● **Problem to work on**
How many lines of the entries below contain the string "Fibroblast"? State the number alone.

● **Exercise materials**

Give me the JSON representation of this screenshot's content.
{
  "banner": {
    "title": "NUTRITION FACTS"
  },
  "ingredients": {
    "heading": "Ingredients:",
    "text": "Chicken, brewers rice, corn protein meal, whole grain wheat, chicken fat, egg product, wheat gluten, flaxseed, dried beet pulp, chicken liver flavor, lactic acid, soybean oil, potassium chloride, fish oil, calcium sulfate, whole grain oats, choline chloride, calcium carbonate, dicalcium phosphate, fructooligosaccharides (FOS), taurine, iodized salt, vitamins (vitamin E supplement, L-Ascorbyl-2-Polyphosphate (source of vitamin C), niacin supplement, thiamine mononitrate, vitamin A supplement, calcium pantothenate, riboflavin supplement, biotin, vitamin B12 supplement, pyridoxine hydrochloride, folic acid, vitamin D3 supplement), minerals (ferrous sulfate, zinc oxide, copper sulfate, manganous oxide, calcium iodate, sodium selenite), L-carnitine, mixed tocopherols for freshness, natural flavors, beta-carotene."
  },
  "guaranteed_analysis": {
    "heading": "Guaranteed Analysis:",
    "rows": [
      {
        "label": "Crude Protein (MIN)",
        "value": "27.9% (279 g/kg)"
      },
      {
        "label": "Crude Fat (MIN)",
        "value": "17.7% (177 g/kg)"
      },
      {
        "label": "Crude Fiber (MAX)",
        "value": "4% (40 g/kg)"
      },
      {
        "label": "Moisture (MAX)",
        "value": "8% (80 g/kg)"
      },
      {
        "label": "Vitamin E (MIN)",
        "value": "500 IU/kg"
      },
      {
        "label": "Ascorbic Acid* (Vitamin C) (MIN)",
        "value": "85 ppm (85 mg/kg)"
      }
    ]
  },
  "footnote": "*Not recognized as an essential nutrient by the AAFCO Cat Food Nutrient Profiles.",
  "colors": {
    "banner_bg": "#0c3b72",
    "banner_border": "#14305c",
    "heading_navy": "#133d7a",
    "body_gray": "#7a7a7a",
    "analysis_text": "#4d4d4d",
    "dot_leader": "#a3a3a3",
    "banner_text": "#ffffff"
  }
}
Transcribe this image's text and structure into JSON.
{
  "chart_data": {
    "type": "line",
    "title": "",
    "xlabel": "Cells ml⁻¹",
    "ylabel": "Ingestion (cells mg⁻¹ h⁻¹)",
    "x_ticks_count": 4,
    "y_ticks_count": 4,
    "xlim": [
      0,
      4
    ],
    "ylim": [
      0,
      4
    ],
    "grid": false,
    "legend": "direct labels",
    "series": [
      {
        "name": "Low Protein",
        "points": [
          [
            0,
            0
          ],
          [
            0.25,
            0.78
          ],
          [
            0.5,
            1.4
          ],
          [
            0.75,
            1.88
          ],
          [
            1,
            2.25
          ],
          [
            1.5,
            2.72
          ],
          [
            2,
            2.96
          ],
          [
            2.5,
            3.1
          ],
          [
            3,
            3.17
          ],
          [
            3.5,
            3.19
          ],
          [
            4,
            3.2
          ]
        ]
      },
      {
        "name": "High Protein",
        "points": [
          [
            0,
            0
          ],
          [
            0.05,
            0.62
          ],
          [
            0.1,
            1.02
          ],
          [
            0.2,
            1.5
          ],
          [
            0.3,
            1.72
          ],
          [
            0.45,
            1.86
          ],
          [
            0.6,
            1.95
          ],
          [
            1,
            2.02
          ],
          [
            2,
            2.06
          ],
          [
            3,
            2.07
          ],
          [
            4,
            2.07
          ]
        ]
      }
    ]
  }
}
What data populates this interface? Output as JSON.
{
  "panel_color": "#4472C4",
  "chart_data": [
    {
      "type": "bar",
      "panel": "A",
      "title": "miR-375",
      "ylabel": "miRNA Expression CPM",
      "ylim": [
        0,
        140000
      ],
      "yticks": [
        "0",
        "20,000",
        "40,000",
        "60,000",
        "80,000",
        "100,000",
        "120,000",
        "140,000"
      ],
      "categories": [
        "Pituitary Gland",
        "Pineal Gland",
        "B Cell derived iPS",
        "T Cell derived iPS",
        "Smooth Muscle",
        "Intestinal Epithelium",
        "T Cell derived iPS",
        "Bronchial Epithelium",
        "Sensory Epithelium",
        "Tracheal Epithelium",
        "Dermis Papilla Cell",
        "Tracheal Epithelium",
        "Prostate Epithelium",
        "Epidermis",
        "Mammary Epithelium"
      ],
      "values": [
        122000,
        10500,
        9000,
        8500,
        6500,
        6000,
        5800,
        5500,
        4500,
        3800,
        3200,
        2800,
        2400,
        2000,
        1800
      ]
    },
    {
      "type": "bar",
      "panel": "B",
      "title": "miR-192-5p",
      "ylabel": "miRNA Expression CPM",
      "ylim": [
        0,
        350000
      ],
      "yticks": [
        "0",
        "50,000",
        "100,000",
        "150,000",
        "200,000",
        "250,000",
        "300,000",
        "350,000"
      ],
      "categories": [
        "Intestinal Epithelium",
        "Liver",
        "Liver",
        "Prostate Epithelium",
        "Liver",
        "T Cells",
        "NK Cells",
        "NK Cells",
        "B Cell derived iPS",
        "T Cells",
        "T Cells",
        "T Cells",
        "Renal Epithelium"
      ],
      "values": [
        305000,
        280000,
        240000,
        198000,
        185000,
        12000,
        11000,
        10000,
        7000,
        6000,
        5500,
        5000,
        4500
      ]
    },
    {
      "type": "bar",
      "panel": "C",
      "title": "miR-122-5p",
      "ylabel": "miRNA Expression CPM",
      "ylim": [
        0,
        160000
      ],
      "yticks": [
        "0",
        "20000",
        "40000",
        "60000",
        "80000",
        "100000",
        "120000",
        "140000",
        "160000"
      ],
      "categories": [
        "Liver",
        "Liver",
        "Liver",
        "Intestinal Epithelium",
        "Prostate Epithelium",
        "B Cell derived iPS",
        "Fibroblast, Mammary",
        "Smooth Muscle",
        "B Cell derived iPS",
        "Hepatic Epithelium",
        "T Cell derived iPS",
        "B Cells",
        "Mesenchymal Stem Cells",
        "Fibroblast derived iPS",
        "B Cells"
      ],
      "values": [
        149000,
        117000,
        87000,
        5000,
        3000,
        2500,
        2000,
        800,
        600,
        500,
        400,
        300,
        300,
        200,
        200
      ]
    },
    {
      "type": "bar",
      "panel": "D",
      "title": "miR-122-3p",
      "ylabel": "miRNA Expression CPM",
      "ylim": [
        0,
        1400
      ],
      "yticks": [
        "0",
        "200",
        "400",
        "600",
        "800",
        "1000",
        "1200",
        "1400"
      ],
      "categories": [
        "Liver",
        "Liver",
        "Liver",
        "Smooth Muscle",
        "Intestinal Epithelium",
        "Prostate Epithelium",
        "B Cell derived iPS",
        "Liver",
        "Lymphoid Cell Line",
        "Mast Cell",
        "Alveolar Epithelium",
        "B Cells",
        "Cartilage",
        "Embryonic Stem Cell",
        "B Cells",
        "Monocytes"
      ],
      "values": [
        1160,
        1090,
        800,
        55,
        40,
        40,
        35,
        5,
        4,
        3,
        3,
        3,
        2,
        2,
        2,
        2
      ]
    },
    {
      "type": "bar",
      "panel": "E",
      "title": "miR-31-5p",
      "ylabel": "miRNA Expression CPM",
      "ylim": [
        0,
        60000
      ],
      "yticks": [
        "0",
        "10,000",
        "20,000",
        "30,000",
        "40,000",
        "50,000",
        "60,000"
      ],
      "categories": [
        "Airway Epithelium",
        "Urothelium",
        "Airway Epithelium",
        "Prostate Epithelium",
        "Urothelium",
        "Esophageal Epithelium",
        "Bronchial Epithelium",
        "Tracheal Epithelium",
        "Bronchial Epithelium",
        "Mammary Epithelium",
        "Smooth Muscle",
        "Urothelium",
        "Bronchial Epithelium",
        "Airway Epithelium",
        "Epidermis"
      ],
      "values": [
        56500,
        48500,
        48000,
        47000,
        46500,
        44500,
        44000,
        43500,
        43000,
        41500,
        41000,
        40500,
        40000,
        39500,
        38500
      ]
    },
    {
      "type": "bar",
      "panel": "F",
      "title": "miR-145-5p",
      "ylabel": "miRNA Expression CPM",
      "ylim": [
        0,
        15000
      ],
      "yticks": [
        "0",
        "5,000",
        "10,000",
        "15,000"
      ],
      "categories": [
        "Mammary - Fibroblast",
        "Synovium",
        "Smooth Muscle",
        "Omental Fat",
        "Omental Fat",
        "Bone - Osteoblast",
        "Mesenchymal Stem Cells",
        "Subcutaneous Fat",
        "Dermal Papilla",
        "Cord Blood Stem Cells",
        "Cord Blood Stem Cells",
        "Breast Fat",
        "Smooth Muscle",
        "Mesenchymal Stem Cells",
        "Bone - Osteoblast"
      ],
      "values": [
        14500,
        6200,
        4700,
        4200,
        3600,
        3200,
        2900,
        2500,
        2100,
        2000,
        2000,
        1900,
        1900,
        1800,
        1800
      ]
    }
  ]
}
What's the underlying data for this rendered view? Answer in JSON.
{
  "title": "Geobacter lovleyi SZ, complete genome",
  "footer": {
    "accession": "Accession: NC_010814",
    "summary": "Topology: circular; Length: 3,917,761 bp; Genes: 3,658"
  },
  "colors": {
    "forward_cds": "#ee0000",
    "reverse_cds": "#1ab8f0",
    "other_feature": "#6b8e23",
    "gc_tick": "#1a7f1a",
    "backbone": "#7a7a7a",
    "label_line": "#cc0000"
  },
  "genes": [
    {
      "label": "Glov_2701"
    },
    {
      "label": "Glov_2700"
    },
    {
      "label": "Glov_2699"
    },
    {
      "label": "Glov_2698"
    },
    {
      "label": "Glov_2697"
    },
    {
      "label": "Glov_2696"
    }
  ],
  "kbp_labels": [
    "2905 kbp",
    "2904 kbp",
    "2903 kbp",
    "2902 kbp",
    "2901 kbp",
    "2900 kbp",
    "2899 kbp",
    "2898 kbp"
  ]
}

● **The completed task**
3